**ZU ERLEDIGEN:**
Beantworte diese Fragen zum Seitentext:
(a) Wem sollen bestehende Schutzeinrichtungen für Frauen uneingeschränkt zugänglich gemacht werden?
(b) Als was müssen Verfolgung und Benachteiligung aufgrund der sexuellen Orientierung anerkannt werden?
(c) Was wird der sozialen Spaltung entgegengesetzt?

Bestehende Schutzeinrichtungen für Frauen müssen gestärkt werden und geflüchteten Frauen uneingeschränkt zugänglich gemacht werden.
Wir fordern selbstbestimmte Schutzräume für Frauen, die dies möchten – und natürlich Schutzräume für Kinder. Wir fordern echten Schutz für Frauen – überall!
Die Unterdrückung der Frauen kennt keine Grenzen – der Frauenkampf auch nicht. Wir Frauen sind Schwestern, die überall gemeinsam kämpfen.
Verfolgung und Benachteiligung aufgrund der sexuellen Orientierung sind Fluchtgründe und müssen als solche anerkannt werden. Wir treten ein für die Überwindung und Beseitigung der Homophobie.
Der sozialen Spaltung setzen wir unsere Solidarität entgegen.
Wir kämpfen gemeinsam mit allen Ausgebeuteten gegen das kapitalistische/imperialistische System. Die Profiteure dieses Systems gilt es zur Rechenschaft zu ziehen! Wir stehen gemeinsam mit Geflüchteten als Teil der unterdrückten Klasse!
Wir lassen uns nicht durch Rassismus in "Deutsche" und "Nicht-Deutsche" spalten!
Gleiche soziale und politische Rechte für alle!

**GELIEFERTE EINTRÄGE:**

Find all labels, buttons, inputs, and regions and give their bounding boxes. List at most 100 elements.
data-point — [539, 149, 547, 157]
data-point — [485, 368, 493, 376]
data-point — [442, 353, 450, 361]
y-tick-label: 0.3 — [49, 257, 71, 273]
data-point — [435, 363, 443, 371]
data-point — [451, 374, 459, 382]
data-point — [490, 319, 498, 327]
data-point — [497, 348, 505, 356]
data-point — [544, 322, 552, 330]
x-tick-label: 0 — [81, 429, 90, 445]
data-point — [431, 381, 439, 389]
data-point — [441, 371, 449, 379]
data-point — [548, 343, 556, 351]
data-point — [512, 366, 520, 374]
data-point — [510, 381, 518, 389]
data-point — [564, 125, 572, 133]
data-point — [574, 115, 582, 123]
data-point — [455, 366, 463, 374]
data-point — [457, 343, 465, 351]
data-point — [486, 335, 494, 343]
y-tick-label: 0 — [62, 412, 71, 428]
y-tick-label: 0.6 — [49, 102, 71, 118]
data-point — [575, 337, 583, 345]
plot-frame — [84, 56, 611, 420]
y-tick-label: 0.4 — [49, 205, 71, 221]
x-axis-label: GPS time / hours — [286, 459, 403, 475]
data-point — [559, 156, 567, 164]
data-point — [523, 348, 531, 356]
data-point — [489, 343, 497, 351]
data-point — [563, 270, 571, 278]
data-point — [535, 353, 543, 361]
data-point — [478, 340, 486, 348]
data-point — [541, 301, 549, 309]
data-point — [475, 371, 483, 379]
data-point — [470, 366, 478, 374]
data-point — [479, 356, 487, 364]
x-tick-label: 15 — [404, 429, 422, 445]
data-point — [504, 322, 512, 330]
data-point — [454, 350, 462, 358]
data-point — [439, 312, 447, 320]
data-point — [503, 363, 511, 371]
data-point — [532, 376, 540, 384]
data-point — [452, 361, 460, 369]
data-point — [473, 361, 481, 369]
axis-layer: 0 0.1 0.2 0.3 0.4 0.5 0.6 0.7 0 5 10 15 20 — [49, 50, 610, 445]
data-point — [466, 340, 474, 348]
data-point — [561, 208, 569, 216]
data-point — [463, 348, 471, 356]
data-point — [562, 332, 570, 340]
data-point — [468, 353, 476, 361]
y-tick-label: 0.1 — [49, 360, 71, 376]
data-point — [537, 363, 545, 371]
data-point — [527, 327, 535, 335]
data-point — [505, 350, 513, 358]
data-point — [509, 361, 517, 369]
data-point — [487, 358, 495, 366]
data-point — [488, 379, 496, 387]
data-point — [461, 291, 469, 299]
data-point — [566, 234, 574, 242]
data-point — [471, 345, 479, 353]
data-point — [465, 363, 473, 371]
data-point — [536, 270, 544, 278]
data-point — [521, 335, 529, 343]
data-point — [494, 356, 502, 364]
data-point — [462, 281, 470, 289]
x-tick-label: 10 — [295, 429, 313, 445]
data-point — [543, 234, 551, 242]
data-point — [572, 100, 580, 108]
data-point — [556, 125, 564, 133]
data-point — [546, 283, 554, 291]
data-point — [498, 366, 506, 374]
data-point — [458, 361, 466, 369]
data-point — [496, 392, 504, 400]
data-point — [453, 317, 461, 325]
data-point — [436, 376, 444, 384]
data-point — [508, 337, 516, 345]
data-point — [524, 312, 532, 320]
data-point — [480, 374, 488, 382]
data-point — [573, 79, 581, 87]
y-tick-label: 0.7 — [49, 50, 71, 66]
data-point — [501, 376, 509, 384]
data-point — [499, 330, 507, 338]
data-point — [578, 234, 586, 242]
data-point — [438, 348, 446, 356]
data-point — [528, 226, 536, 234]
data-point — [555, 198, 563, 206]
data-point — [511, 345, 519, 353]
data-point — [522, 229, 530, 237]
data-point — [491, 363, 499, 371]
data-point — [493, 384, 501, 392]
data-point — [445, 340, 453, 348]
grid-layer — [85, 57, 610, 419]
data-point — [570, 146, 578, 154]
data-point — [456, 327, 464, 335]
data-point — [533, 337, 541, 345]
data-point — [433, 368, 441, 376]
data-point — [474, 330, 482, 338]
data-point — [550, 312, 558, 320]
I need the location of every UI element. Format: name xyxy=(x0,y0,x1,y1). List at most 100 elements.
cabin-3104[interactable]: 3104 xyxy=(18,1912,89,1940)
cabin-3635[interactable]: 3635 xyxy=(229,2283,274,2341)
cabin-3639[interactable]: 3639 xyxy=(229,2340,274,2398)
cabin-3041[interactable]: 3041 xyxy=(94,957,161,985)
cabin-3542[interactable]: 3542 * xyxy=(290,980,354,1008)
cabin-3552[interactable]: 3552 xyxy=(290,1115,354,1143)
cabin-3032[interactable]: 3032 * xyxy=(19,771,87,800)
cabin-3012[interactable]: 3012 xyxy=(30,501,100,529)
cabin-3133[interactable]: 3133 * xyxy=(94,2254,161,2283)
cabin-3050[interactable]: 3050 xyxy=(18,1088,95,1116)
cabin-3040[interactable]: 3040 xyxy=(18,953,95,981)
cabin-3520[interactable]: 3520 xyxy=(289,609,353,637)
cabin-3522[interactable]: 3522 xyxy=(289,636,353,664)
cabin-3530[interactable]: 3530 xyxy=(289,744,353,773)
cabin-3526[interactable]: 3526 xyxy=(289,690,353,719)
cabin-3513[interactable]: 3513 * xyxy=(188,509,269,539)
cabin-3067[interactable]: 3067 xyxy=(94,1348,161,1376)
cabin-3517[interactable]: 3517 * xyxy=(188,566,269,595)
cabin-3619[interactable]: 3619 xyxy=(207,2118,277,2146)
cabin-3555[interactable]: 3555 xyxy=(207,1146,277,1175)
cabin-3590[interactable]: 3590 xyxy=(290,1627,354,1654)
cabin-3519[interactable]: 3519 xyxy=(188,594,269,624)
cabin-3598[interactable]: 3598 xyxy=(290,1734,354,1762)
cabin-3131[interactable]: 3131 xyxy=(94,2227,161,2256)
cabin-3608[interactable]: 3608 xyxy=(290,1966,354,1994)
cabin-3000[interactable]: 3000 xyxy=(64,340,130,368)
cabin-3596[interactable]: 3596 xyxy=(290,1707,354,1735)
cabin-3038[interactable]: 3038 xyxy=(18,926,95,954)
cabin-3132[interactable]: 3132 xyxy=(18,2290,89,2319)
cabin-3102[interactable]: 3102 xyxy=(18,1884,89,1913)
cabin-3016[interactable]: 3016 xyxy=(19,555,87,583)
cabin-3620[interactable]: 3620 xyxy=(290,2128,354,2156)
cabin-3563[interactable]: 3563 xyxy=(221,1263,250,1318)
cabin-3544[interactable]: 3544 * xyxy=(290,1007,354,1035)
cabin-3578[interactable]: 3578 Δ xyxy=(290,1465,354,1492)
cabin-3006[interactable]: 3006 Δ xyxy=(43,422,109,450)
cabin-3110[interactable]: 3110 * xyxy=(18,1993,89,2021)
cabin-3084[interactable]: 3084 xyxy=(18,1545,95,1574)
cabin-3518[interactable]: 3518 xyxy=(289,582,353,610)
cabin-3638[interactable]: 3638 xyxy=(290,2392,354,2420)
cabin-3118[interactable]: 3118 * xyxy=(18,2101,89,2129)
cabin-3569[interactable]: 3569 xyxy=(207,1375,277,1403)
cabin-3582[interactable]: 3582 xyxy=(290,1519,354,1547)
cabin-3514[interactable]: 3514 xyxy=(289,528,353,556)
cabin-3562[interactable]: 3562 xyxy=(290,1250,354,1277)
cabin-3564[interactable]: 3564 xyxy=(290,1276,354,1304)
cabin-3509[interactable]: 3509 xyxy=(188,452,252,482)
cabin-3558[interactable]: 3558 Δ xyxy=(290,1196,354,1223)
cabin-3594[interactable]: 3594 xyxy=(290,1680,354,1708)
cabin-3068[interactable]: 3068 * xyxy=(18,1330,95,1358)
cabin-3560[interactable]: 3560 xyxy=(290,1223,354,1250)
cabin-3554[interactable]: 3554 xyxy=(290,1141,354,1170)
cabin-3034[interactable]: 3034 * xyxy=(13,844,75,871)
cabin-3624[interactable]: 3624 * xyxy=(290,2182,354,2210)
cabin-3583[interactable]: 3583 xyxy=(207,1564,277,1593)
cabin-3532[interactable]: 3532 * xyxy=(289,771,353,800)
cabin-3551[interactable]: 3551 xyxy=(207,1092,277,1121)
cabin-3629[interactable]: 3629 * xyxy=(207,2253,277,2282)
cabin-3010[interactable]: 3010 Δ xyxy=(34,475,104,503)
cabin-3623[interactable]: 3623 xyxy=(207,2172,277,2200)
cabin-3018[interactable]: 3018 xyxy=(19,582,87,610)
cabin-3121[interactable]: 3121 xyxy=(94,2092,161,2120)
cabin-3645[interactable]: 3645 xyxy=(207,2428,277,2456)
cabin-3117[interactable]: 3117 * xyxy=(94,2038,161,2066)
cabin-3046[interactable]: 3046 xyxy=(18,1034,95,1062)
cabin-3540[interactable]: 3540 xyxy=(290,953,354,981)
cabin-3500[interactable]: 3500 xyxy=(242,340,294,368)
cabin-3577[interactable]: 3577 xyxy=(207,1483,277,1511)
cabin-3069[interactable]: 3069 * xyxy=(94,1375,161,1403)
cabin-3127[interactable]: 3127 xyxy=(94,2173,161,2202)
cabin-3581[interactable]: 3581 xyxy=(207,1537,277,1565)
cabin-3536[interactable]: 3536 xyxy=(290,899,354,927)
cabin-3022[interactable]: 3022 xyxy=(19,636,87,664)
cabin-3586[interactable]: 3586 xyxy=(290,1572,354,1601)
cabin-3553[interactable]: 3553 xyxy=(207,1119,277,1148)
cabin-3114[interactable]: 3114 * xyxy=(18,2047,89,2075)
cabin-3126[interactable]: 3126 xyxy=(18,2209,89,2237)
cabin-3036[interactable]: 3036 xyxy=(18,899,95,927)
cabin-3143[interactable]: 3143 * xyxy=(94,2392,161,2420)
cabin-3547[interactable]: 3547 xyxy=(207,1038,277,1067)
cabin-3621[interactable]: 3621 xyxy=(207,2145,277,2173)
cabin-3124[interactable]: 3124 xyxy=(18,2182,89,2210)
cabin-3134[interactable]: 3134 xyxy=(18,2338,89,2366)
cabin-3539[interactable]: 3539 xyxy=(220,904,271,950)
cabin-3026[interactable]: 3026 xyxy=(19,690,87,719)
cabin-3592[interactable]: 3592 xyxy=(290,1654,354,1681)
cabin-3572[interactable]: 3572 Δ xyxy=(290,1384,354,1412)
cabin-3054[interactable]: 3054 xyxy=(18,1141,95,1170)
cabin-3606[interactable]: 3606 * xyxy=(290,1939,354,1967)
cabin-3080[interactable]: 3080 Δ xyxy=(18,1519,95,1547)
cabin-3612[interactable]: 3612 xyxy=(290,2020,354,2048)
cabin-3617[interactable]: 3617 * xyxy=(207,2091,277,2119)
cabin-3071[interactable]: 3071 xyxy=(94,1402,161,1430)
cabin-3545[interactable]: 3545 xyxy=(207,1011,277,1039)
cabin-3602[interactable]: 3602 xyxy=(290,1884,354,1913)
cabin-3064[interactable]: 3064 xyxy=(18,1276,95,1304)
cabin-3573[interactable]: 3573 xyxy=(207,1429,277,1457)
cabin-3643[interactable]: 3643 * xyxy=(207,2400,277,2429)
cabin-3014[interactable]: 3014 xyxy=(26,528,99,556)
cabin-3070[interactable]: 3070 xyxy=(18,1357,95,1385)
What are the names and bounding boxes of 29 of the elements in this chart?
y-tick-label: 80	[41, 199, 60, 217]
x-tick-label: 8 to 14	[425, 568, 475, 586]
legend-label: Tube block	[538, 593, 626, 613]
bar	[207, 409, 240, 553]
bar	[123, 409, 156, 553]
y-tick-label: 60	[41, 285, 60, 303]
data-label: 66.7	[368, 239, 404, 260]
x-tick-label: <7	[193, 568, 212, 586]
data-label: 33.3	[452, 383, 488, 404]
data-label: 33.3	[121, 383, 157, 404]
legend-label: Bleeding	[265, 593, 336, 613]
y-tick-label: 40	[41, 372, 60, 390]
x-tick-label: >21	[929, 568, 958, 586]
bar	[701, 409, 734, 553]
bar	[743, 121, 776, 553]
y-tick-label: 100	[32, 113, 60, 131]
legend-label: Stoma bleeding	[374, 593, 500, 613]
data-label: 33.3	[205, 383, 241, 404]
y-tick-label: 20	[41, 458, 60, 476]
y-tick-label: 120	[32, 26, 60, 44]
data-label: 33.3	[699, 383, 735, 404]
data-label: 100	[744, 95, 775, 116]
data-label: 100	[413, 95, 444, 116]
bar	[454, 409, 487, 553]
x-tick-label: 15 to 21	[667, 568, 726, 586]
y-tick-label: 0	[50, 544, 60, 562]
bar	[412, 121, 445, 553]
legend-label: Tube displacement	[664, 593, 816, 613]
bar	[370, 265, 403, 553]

**LÖSUNG DAZU:**
(a) Geflüchteten Frauen
(b) Als Fluchtgründe
(c) Die eigene Solidarität